--- Exercise prompt ---
All lines below must be repeated exactly, with the pictures omitted.

--- Input records ---

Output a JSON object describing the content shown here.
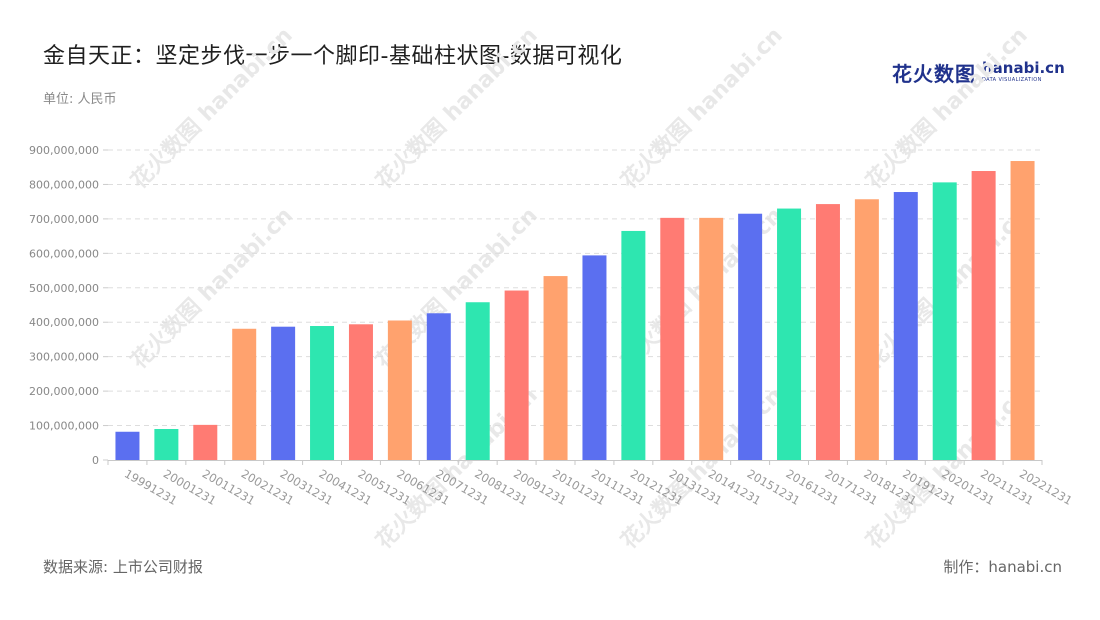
{
  "header": {
    "title": "金自天正：坚定步伐一步一个脚印-基础柱状图-数据可视化",
    "unit": "单位: 人民币"
  },
  "logo": {
    "cn": "花火数图",
    "en": "hanabi.cn",
    "sub": "DATA VISUALIZATION"
  },
  "watermark": {
    "text": "花火数图 hanabi.cn"
  },
  "footer": {
    "source": "数据来源: 上市公司财报",
    "maker": "制作：hanabi.cn"
  },
  "colors": [
    "#5b6ff0",
    "#2ee6b0",
    "#ff7b73",
    "#ffa26e"
  ],
  "chart_data": {
    "type": "bar",
    "title": "金自天正：坚定步伐一步一个脚印-基础柱状图-数据可视化",
    "ylabel": "单位: 人民币",
    "xlabel": "",
    "grid": true,
    "ylim": [
      0,
      900000000
    ],
    "yticks": [
      0,
      100000000,
      200000000,
      300000000,
      400000000,
      500000000,
      600000000,
      700000000,
      800000000,
      900000000
    ],
    "ytick_labels": [
      "0",
      "100,000,000",
      "200,000,000",
      "300,000,000",
      "400,000,000",
      "500,000,000",
      "600,000,000",
      "700,000,000",
      "800,000,000",
      "900,000,000"
    ],
    "categories": [
      "19991231",
      "20001231",
      "20011231",
      "20021231",
      "20031231",
      "20041231",
      "20051231",
      "20061231",
      "20071231",
      "20081231",
      "20091231",
      "20101231",
      "20111231",
      "20121231",
      "20131231",
      "20141231",
      "20151231",
      "20161231",
      "20171231",
      "20181231",
      "20191231",
      "20201231",
      "20211231",
      "20221231"
    ],
    "values": [
      82000000,
      90000000,
      102000000,
      381000000,
      387000000,
      389000000,
      394000000,
      405000000,
      426000000,
      458000000,
      492000000,
      534000000,
      594000000,
      665000000,
      703000000,
      703000000,
      715000000,
      730000000,
      743000000,
      757000000,
      778000000,
      806000000,
      839000000,
      868000000
    ]
  }
}
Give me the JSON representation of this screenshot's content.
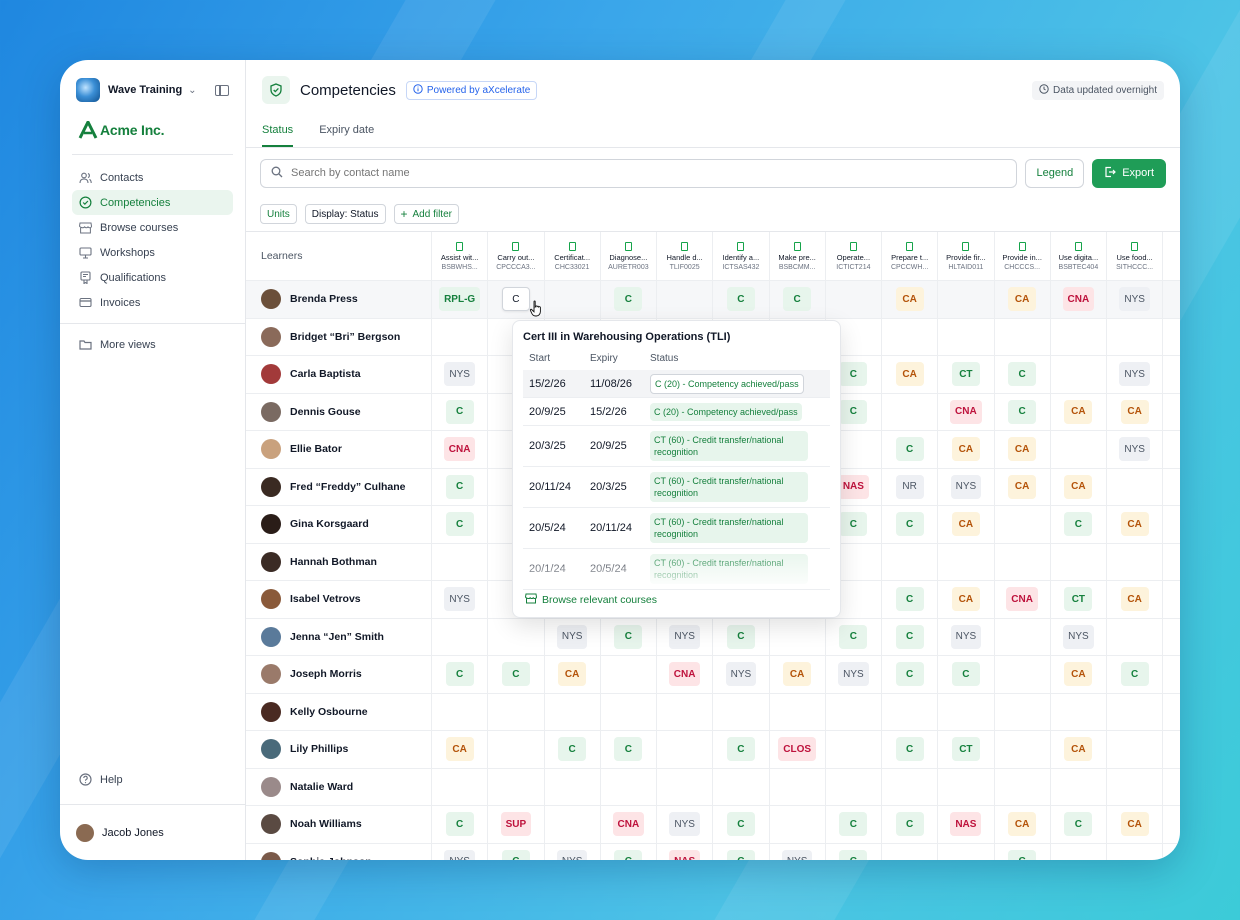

--- Written solution ---
Output a JSON object describing the content shown here.
{
  "header": {
    "title": "金自天正：坚定步伐一步一个脚印-基础柱状图-数据可视化",
    "unit": "单位: 人民币"
  },
  "logo": {
    "cn": "花火数图",
    "en": "hanabi.cn",
    "sub": "DATA VISUALIZATION"
  },
  "watermark": {
    "text": "花火数图 hanabi.cn"
  },
  "footer": {
    "source": "数据来源: 上市公司财报",
    "maker": "制作：hanabi.cn"
  },
  "colors": [
    "#5b6ff0",
    "#2ee6b0",
    "#ff7b73",
    "#ffa26e"
  ],
  "chart_data": {
    "type": "bar",
    "title": "金自天正：坚定步伐一步一个脚印-基础柱状图-数据可视化",
    "ylabel": "单位: 人民币",
    "xlabel": "",
    "grid": true,
    "ylim": [
      0,
      900000000
    ],
    "yticks": [
      0,
      100000000,
      200000000,
      300000000,
      400000000,
      500000000,
      600000000,
      700000000,
      800000000,
      900000000
    ],
    "ytick_labels": [
      "0",
      "100,000,000",
      "200,000,000",
      "300,000,000",
      "400,000,000",
      "500,000,000",
      "600,000,000",
      "700,000,000",
      "800,000,000",
      "900,000,000"
    ],
    "categories": [
      "19991231",
      "20001231",
      "20011231",
      "20021231",
      "20031231",
      "20041231",
      "20051231",
      "20061231",
      "20071231",
      "20081231",
      "20091231",
      "20101231",
      "20111231",
      "20121231",
      "20131231",
      "20141231",
      "20151231",
      "20161231",
      "20171231",
      "20181231",
      "20191231",
      "20201231",
      "20211231",
      "20221231"
    ],
    "values": [
      82000000,
      90000000,
      102000000,
      381000000,
      387000000,
      389000000,
      394000000,
      405000000,
      426000000,
      458000000,
      492000000,
      534000000,
      594000000,
      665000000,
      703000000,
      703000000,
      715000000,
      730000000,
      743000000,
      757000000,
      778000000,
      806000000,
      839000000,
      868000000
    ]
  }
}
Give me the JSON representation of this screenshot's content.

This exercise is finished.